=== Exercise inputs ===

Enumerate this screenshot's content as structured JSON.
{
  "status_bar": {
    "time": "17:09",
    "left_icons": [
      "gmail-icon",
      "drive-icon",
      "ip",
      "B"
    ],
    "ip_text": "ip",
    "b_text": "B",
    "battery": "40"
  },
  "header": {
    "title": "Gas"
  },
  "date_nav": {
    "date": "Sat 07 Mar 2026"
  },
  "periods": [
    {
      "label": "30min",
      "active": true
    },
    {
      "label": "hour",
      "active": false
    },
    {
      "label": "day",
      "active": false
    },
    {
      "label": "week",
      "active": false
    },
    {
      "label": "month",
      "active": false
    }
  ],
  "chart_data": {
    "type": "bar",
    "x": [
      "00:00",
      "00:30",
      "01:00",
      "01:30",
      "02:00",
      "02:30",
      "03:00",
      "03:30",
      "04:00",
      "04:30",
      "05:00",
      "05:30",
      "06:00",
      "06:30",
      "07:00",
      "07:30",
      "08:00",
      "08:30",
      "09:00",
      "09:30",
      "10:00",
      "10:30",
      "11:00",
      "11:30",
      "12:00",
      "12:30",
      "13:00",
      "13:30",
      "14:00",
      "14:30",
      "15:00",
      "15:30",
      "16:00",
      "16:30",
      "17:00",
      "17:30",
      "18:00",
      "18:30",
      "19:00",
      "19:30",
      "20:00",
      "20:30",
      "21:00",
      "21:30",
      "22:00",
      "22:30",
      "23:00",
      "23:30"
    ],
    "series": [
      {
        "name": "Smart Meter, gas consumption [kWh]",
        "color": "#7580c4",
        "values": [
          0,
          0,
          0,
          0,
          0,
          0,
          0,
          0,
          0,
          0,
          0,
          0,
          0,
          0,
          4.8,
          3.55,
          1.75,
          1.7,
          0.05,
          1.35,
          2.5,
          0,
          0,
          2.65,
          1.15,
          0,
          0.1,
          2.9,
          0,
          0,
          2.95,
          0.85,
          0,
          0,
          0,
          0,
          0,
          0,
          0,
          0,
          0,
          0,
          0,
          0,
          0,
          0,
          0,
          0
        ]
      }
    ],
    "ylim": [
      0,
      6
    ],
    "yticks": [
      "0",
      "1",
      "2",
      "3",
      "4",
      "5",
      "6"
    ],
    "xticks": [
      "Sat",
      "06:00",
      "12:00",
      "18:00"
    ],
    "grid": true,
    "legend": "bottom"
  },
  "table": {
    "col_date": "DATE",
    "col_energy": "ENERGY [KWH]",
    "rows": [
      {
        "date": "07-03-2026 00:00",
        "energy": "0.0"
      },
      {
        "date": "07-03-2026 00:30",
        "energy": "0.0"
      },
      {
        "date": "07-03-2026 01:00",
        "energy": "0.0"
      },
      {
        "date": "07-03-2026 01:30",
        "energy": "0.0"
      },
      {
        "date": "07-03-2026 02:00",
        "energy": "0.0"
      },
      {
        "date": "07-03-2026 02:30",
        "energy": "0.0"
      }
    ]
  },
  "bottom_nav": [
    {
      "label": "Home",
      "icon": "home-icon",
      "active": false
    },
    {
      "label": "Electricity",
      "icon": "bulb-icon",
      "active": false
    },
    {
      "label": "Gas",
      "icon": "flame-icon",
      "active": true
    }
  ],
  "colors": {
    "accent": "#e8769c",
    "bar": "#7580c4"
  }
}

===

> Problem details:
Filter the entries down to the lines containing "label". Copy each of those lines.

> Reply to the task:
      "label": "30min",
      "label": "hour",
      "label": "day",
      "label": "week",
      "label": "month",
      "label": "Home",
      "label": "Electricity",
      "label": "Gas",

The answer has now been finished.